* _WRITTEN INSTRUCTION_: Rewrite the part of the entries that opens with the line containing "y-tick-label: 5 [54,275,64,293]" and closes with the line containing "y-tick-label: 10 [45,224,64,242]", replacing "x-tick-label" with "x-tick-text" and leaving everything else unchanged. Return only those lines.

[Layout annotation records]
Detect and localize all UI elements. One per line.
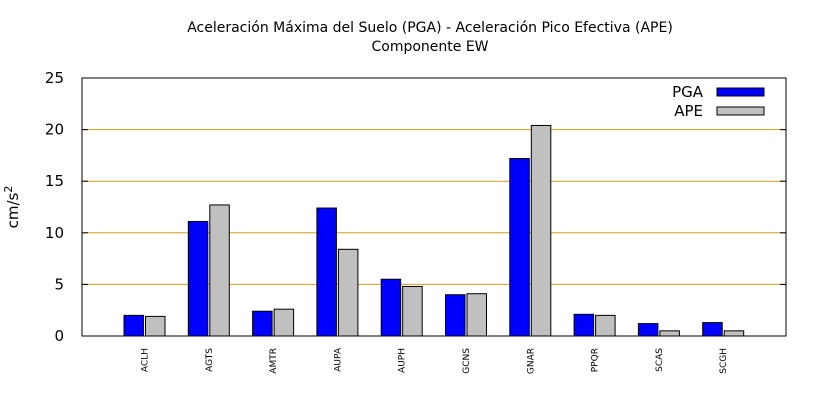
y-tick-label: 5 [54,275,64,293]
x-tick-label: GNAR [526,348,536,374]
chart-title-line-1: Aceleración Máxima del Suelo (PGA) - Ace… [187,20,673,36]
bar-pga-agts [187,220,209,337]
x-tick-label: AUPH [398,348,408,373]
bar-pga-auph [380,278,402,337]
bar-pga-scgh [702,322,723,337]
svg-text:cm/s2: cm/s2 [2,186,22,229]
y-tick-label: 15 [45,172,64,190]
y-axis-label: cm/s2 [2,186,22,229]
y-tick-label: 0 [54,327,64,345]
x-tick-label: AGTS [205,348,215,372]
legend-label-ape: APE [674,102,703,120]
y-axis-label-base: cm/s [4,192,22,228]
legend-swatch-pga [716,87,765,97]
bar-pga-ppqr [573,313,595,337]
y-axis-label-exponent: 2 [2,186,15,193]
chart-title-line-2: Componente EW [371,39,488,55]
x-tick-label: AMTR [269,348,279,374]
x-tick-label: SCGH [719,348,729,374]
x-tick-label: PPQR [591,348,601,372]
y-tick-label: 20 [45,121,64,139]
grid-lines [82,129,786,285]
legend-swatch-ape [716,106,765,116]
x-tick-label: AUPA [333,347,343,372]
y-axis-ticks: 0 5 10 15 20 25 [45,69,786,345]
bar-ape-scgh [723,330,745,337]
x-tick-label: GCNS [462,348,472,374]
bar-ape-scas [659,330,680,337]
bar-ape-aupa [337,248,359,337]
bar-ape-gnar [530,124,552,337]
bar-ape-aclh [145,315,166,337]
bar-ape-auph [402,285,423,337]
bar-ape-agts [209,204,230,337]
bar-pga-aclh [123,314,144,337]
bar-ape-ppqr [595,314,616,337]
bar-pga-amtr [252,310,273,337]
plot-frame [81,77,787,337]
x-axis-ticks: ACLH AGTS AMTR AUPA AUPH GCNS GNAR PPQR SCAS SCGH [141,347,730,374]
x-tick-label: ACLH [141,348,151,372]
y-tick-label: 10 [45,224,64,242]
bar-ape-gcns [466,293,487,337]
x-tick-label: SCAS [655,348,665,372]
bar-pga-scas [637,323,659,337]
bar-pga-gcns [445,294,466,337]
legend-label-pga: PGA [672,83,704,101]
bar-ape-amtr [273,308,295,337]
y-tick-label: 25 [45,69,64,87]
bar-pga-aupa [316,207,337,337]
bar-pga-gnar [509,157,530,337]
bars [123,124,745,337]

* _EXPECTED OUTPUT_:
y-tick-label: 5 [54,275,64,293]
x-tick-text: GNAR [526,348,536,374]
chart-title-line-1: Aceleración Máxima del Suelo (PGA) - Ace… [187,20,673,36]
bar-pga-agts [187,220,209,337]
x-tick-text: AUPH [398,348,408,373]
bar-pga-auph [380,278,402,337]
bar-pga-scgh [702,322,723,337]
svg-text:cm/s2: cm/s2 [2,186,22,229]
y-tick-label: 15 [45,172,64,190]
y-axis-label: cm/s2 [2,186,22,229]
y-tick-label: 0 [54,327,64,345]
x-tick-text: AGTS [205,348,215,372]
legend-label-ape: APE [674,102,703,120]
y-axis-label-base: cm/s [4,192,22,228]
legend-swatch-pga [716,87,765,97]
bar-pga-ppqr [573,313,595,337]
y-axis-label-exponent: 2 [2,186,15,193]
chart-title-line-2: Componente EW [371,39,488,55]
x-tick-text: AMTR [269,348,279,374]
x-tick-text: SCGH [719,348,729,374]
x-tick-text: PPQR [591,348,601,372]
y-tick-label: 20 [45,121,64,139]
grid-lines [82,129,786,285]
legend-swatch-ape [716,106,765,116]
x-tick-text: AUPA [333,347,343,372]
y-axis-ticks: 0 5 10 15 20 25 [45,69,786,345]
bar-ape-scgh [723,330,745,337]
x-tick-text: GCNS [462,348,472,374]
bar-ape-scas [659,330,680,337]
bar-ape-aupa [337,248,359,337]
bar-ape-gnar [530,124,552,337]
bar-ape-aclh [145,315,166,337]
bar-ape-auph [402,285,423,337]
bar-ape-agts [209,204,230,337]
bar-pga-aclh [123,314,144,337]
bar-ape-ppqr [595,314,616,337]
bar-pga-amtr [252,310,273,337]
plot-frame [81,77,787,337]
x-axis-ticks: ACLH AGTS AMTR AUPA AUPH GCNS GNAR PPQR SCAS SCGH [141,347,730,374]
x-tick-text: ACLH [141,348,151,372]
y-tick-label: 10 [45,224,64,242]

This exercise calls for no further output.